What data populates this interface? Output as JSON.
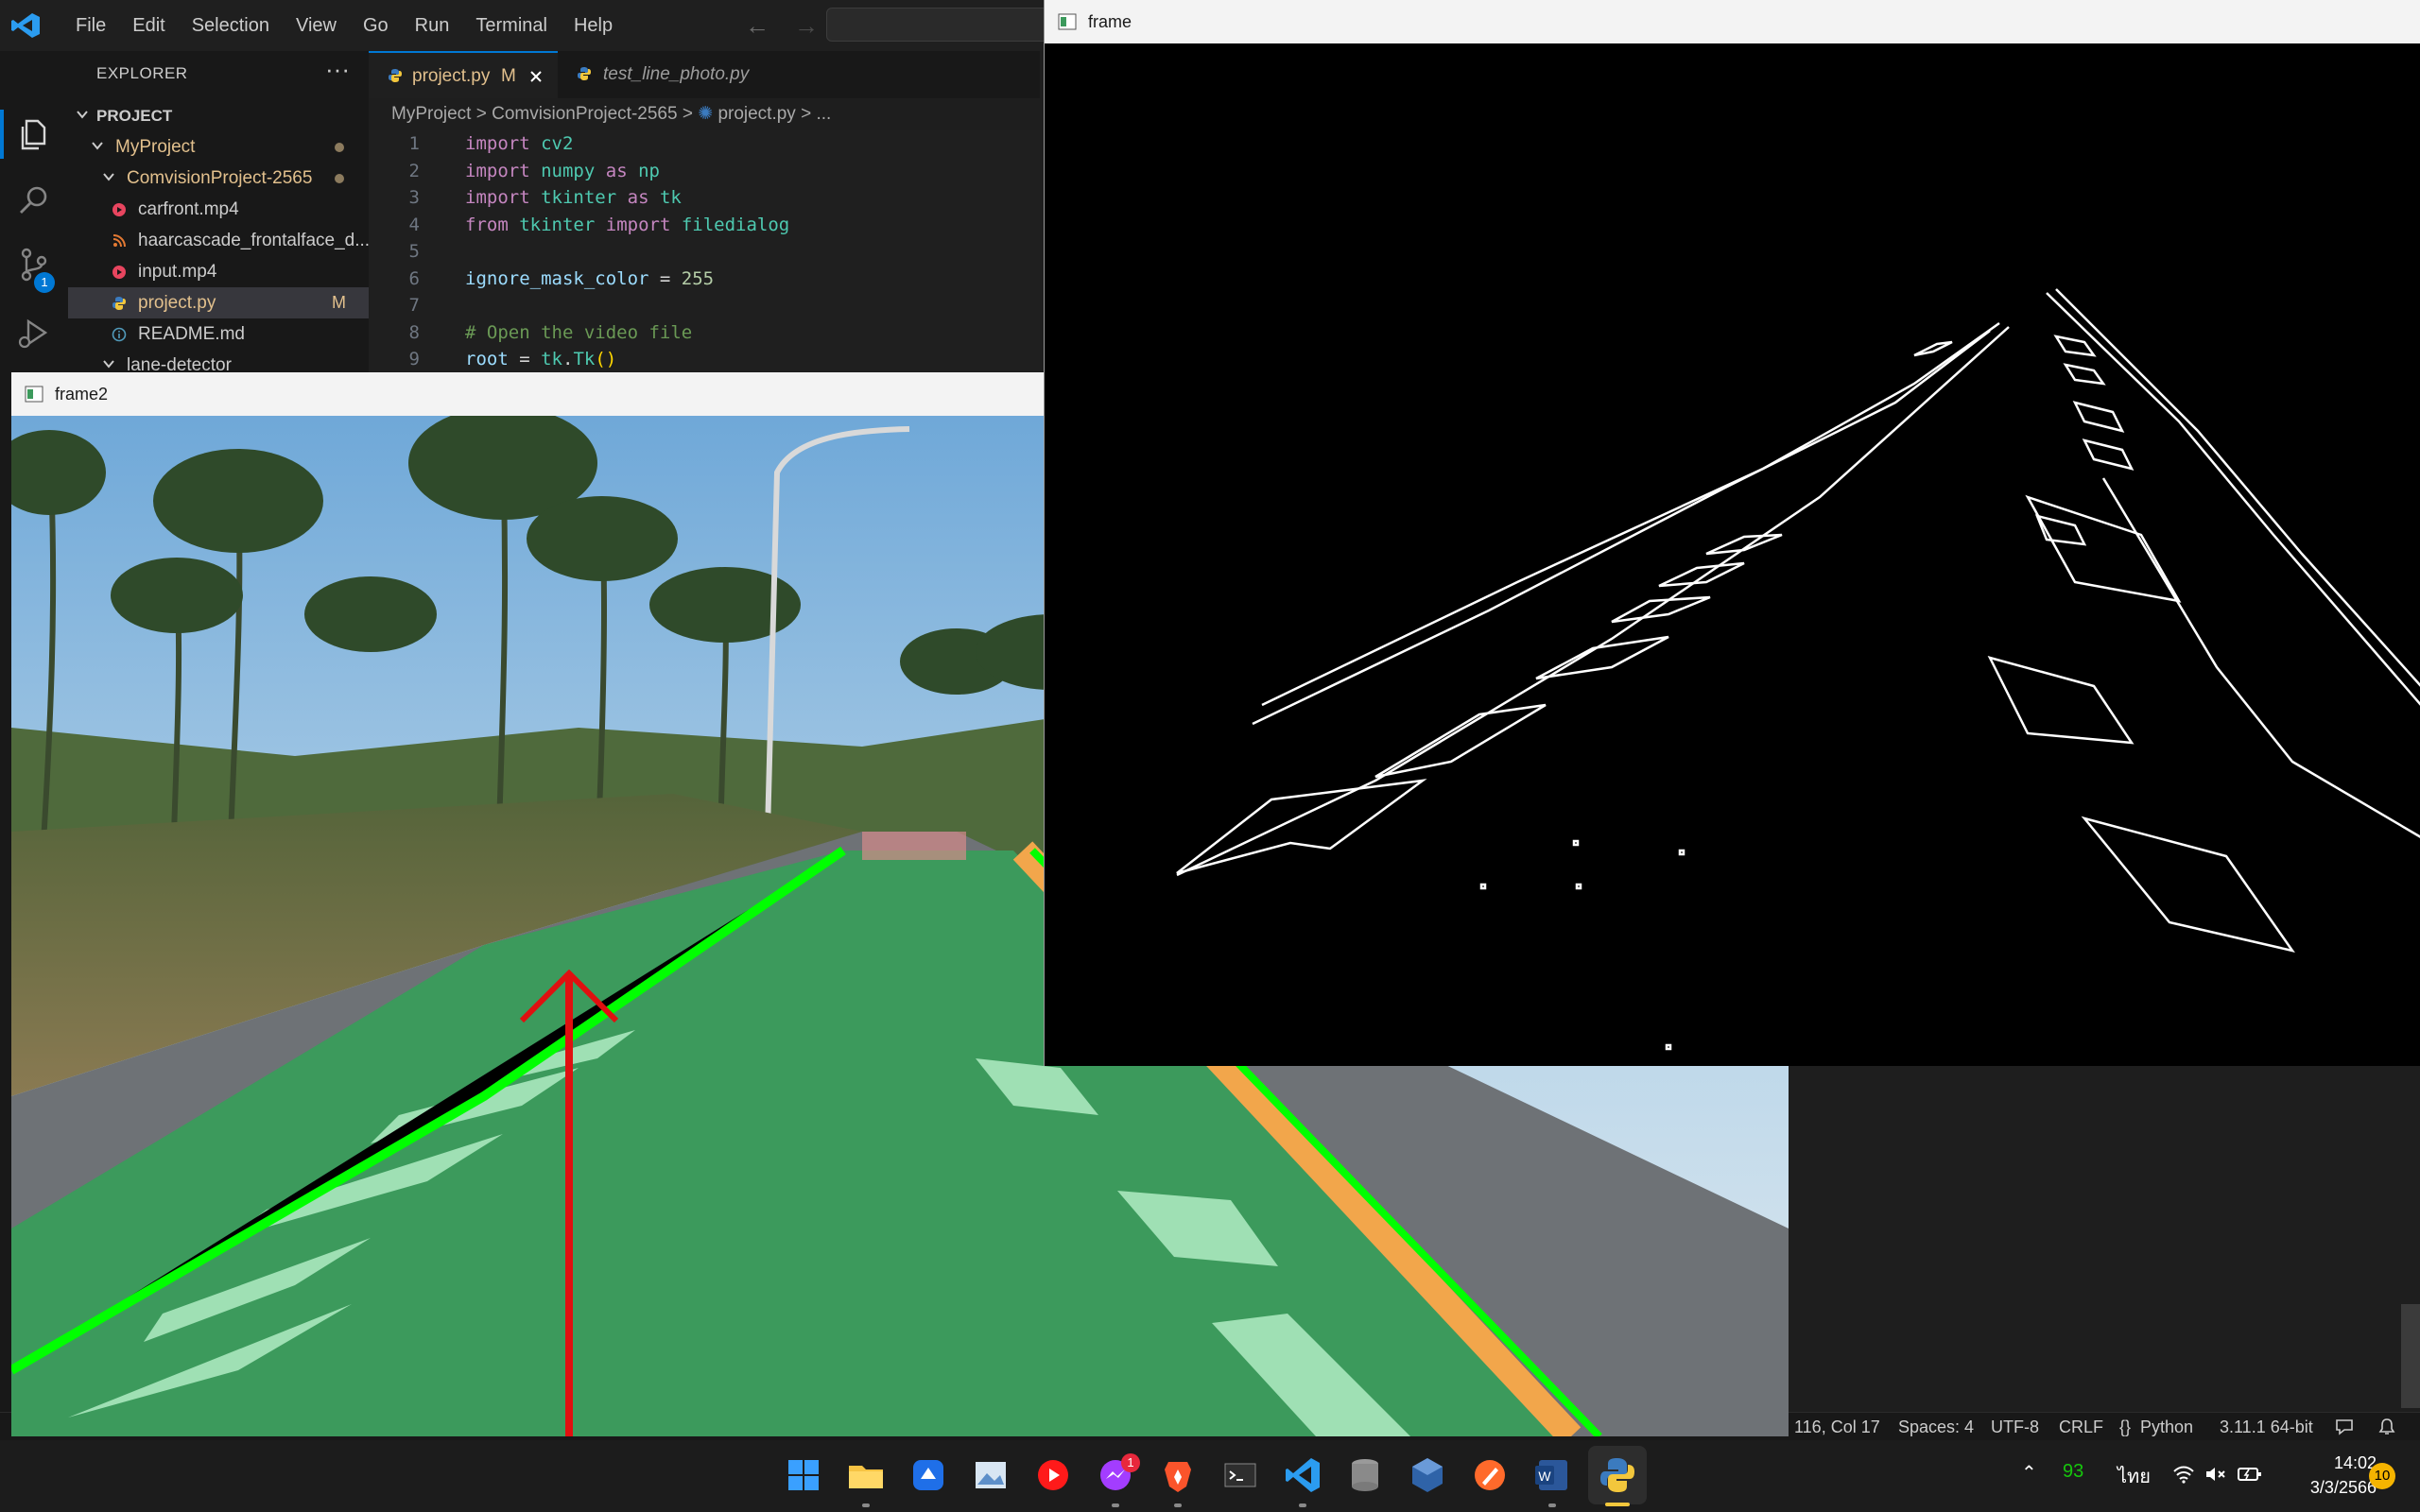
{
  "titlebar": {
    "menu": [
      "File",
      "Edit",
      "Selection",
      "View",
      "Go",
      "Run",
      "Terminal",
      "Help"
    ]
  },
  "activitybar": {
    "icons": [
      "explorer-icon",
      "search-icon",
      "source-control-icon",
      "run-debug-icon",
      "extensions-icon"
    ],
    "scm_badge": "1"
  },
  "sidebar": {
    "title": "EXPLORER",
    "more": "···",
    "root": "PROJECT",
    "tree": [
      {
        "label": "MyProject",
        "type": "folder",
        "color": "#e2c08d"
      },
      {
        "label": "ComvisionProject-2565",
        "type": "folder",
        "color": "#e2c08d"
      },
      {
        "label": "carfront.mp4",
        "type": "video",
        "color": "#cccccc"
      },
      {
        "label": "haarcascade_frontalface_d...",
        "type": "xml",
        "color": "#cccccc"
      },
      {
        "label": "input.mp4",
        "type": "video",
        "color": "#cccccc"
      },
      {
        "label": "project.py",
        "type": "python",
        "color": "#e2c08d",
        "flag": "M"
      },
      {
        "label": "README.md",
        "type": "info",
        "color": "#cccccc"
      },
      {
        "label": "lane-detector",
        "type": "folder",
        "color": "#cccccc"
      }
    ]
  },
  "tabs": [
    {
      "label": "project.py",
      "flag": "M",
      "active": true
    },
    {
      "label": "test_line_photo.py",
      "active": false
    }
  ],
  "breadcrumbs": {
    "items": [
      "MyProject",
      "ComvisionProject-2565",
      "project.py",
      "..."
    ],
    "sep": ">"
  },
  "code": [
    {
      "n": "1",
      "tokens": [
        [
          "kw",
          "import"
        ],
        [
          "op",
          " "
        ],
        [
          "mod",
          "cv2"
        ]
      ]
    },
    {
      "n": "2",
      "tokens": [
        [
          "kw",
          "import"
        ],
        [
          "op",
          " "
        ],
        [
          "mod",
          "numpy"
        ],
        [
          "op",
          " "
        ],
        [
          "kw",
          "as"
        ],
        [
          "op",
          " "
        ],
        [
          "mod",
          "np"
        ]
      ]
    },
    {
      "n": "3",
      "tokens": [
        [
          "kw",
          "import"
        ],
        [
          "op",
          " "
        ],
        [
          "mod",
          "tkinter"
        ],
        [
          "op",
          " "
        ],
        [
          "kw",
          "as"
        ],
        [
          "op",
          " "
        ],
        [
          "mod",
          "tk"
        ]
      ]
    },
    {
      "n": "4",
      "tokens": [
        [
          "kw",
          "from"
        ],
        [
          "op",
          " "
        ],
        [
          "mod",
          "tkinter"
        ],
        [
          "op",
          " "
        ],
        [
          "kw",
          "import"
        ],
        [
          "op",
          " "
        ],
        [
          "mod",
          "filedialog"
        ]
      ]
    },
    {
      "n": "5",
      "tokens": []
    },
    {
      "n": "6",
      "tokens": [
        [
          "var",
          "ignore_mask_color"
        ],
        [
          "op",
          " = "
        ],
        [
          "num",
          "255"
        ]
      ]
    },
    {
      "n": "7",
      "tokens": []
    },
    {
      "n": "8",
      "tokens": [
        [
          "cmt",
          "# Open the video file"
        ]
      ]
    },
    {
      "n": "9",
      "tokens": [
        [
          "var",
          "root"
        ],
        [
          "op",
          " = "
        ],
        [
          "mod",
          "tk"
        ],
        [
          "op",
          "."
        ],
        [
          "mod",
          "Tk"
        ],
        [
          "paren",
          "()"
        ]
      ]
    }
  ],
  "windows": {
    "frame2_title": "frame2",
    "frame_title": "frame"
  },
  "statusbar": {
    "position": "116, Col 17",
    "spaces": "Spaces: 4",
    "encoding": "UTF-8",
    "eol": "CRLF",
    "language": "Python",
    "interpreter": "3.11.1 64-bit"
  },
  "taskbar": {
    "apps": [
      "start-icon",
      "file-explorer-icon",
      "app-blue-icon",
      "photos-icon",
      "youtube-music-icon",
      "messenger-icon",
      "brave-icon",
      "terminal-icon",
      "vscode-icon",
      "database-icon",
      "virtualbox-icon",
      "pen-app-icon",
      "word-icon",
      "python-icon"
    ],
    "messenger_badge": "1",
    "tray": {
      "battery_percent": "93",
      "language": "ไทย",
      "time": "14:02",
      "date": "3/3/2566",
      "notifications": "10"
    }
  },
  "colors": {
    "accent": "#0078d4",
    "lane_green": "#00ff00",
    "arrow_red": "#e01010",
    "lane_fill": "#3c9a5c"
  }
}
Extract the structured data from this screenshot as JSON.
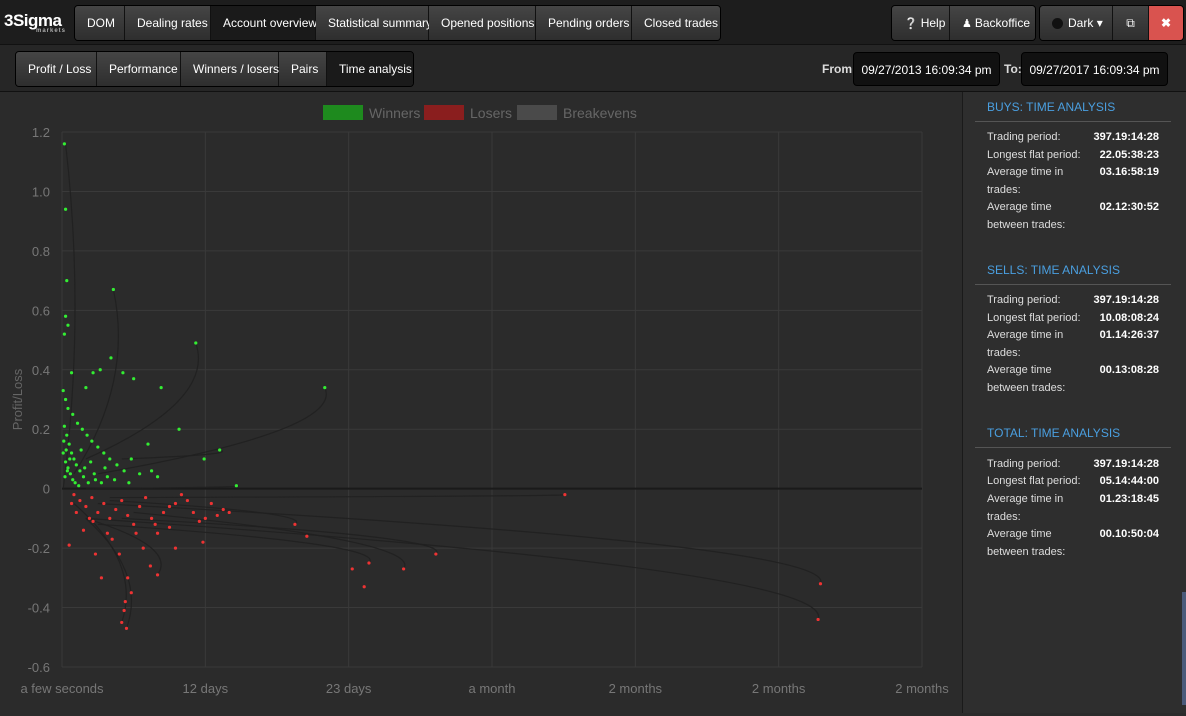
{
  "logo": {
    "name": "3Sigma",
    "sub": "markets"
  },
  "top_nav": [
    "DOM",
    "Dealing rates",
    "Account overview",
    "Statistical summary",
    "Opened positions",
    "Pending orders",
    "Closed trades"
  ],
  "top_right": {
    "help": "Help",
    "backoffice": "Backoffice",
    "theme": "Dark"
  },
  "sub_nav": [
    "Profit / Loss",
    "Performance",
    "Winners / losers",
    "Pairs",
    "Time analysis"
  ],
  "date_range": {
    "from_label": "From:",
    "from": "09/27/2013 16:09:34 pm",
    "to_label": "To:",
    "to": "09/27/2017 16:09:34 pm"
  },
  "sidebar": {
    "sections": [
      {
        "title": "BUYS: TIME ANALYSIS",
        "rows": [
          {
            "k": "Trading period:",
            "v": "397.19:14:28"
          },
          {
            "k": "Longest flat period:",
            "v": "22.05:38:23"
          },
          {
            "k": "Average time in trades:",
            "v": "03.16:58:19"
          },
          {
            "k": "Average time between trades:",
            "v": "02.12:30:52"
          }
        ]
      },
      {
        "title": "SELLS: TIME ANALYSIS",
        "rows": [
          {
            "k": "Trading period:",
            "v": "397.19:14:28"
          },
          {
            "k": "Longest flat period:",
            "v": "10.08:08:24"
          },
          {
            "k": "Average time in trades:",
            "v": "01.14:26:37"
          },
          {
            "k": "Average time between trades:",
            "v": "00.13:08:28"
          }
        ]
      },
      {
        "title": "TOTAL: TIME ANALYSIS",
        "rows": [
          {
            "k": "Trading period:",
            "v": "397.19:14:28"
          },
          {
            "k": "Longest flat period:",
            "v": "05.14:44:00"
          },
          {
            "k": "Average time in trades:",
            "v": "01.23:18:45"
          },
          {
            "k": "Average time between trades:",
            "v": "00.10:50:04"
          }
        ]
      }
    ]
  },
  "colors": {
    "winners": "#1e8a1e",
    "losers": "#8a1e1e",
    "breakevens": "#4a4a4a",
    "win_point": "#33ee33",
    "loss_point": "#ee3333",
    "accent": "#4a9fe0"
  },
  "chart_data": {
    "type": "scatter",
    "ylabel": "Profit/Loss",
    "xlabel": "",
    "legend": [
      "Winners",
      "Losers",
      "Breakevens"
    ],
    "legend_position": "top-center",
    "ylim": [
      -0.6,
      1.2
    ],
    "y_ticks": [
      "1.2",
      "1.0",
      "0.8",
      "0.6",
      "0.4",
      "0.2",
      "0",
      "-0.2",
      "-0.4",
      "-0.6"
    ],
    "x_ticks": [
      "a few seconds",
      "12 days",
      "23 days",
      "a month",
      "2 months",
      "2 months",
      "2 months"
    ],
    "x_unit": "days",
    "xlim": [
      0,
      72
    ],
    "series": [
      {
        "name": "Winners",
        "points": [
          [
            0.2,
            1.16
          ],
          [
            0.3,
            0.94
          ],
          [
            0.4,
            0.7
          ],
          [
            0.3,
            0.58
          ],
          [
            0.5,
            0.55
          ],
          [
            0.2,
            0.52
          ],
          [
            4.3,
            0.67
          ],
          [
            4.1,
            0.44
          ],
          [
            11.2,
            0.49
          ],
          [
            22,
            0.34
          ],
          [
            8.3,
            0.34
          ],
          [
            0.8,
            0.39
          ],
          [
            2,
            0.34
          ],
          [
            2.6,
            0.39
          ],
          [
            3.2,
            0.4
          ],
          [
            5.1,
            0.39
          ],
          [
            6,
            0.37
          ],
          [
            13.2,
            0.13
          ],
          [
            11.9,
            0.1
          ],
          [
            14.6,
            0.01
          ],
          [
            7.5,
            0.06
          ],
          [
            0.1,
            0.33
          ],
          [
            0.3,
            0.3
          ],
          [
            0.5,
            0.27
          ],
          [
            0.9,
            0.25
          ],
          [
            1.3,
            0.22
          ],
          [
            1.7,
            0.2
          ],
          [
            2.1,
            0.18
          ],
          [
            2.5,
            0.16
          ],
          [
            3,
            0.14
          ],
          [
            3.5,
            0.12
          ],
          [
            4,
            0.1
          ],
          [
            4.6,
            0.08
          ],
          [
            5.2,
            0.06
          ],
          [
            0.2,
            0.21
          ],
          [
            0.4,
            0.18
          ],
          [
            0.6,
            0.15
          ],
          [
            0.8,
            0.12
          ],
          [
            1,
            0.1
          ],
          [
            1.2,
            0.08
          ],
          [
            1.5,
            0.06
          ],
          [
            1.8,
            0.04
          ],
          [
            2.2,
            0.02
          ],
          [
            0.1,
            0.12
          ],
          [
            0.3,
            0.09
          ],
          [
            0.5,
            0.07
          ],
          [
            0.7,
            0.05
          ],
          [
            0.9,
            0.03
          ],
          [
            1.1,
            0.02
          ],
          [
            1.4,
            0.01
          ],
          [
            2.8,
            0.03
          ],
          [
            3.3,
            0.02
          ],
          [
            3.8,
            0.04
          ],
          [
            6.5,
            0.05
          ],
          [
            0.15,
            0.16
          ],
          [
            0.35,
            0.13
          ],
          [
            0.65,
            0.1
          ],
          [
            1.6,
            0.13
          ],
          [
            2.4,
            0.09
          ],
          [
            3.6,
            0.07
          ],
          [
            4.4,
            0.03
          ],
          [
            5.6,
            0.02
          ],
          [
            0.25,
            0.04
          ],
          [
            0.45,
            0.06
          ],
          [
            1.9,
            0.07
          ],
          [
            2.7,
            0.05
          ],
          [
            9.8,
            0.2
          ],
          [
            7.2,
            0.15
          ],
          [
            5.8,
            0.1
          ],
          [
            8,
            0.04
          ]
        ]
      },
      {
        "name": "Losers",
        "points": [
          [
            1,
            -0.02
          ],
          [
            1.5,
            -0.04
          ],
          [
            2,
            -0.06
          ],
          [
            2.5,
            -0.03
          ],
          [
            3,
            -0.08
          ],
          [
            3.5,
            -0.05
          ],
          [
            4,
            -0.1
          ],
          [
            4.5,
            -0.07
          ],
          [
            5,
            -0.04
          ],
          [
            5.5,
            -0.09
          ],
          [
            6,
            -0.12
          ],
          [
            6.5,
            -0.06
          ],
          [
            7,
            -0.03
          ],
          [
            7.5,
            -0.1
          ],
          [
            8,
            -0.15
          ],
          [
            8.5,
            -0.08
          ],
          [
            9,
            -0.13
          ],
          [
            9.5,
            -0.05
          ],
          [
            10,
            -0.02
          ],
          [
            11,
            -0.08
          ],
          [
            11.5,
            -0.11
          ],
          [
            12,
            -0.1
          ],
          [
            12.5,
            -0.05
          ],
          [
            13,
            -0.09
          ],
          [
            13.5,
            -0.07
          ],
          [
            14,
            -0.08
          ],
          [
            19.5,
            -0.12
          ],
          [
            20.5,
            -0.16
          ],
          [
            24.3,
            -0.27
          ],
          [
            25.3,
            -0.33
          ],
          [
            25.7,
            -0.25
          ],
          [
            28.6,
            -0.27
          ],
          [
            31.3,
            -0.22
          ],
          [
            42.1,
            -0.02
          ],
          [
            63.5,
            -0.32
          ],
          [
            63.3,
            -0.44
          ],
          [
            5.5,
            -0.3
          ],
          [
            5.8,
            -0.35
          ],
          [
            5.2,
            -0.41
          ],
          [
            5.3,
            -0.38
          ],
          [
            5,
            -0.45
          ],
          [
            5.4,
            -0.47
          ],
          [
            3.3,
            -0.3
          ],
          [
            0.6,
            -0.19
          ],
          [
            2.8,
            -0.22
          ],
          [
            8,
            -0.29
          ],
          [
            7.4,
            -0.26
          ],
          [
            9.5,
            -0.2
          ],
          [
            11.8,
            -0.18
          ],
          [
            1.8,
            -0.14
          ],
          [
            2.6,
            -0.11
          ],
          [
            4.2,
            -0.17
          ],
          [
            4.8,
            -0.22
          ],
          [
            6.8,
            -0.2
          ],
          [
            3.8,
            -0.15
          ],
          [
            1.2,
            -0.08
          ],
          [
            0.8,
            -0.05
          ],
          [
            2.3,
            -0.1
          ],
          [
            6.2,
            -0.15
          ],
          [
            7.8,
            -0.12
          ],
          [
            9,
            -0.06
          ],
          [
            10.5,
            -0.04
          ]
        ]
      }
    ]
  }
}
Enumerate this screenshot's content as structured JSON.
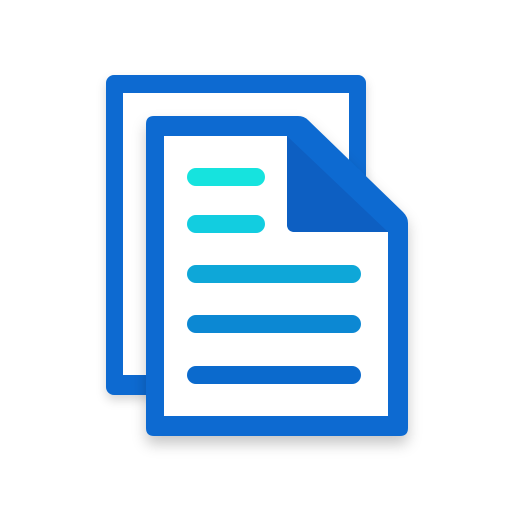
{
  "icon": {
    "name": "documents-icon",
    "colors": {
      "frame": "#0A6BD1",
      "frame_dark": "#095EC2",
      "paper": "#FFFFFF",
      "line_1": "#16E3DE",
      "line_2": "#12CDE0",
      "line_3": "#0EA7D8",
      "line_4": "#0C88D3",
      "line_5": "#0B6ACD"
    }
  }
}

────────────────────

*REQUIRED TASK*
Display every line of the listing that contains the string "ComvisionProject".

*EXERCISE ANSWER*
        "label": "ComvisionProject-2565",
      "ComvisionProject-2565",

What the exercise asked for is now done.